#### Material provided

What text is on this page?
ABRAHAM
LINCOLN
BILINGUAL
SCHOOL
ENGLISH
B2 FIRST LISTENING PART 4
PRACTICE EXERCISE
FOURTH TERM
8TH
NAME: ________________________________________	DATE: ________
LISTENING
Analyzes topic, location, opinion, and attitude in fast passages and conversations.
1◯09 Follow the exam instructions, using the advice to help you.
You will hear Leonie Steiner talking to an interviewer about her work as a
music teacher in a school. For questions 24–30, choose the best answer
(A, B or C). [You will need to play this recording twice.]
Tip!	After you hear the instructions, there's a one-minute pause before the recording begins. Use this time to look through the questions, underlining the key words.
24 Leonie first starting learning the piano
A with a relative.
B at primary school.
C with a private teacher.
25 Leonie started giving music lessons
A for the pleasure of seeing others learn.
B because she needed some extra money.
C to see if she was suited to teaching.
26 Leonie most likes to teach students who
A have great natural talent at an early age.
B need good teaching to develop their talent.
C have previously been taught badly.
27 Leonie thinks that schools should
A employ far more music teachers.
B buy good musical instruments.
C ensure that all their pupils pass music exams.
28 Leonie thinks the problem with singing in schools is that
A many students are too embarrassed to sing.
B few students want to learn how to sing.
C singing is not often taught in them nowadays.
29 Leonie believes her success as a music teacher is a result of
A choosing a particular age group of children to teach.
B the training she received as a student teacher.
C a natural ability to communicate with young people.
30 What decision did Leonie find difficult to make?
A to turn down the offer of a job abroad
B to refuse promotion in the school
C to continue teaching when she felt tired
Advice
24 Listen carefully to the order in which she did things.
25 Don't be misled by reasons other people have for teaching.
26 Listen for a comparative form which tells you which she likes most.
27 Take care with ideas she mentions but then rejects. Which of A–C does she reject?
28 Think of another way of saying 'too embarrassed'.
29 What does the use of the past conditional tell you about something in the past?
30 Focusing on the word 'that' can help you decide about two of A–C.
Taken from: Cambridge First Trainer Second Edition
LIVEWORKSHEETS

#### Task
All the data must be duplicated exactly, with nothing added or removed.

#### Written reply
What text is on this page?
ABRAHAM
LINCOLN
BILINGUAL
SCHOOL
ENGLISH
B2 FIRST LISTENING PART 4
PRACTICE EXERCISE
FOURTH TERM
8TH
NAME: ________________________________________	DATE: ________
LISTENING
Analyzes topic, location, opinion, and attitude in fast passages and conversations.
1◯09 Follow the exam instructions, using the advice to help you.
You will hear Leonie Steiner talking to an interviewer about her work as a
music teacher in a school. For questions 24–30, choose the best answer
(A, B or C). [You will need to play this recording twice.]
Tip!	After you hear the instructions, there's a one-minute pause before the recording begins. Use this time to look through the questions, underlining the key words.
24 Leonie first starting learning the piano
A with a relative.
B at primary school.
C with a private teacher.
25 Leonie started giving music lessons
A for the pleasure of seeing others learn.
B because she needed some extra money.
C to see if she was suited to teaching.
26 Leonie most likes to teach students who
A have great natural talent at an early age.
B need good teaching to develop their talent.
C have previously been taught badly.
27 Leonie thinks that schools should
A employ far more music teachers.
B buy good musical instruments.
C ensure that all their pupils pass music exams.
28 Leonie thinks the problem with singing in schools is that
A many students are too embarrassed to sing.
B few students want to learn how to sing.
C singing is not often taught in them nowadays.
29 Leonie believes her success as a music teacher is a result of
A choosing a particular age group of children to teach.
B the training she received as a student teacher.
C a natural ability to communicate with young people.
30 What decision did Leonie find difficult to make?
A to turn down the offer of a job abroad
B to refuse promotion in the school
C to continue teaching when she felt tired
Advice
24 Listen carefully to the order in which she did things.
25 Don't be misled by reasons other people have for teaching.
26 Listen for a comparative form which tells you which she likes most.
27 Take care with ideas she mentions but then rejects. Which of A–C does she reject?
28 Think of another way of saying 'too embarrassed'.
29 What does the use of the past conditional tell you about something in the past?
30 Focusing on the word 'that' can help you decide about two of A–C.
Taken from: Cambridge First Trainer Second Edition
LIVEWORKSHEETS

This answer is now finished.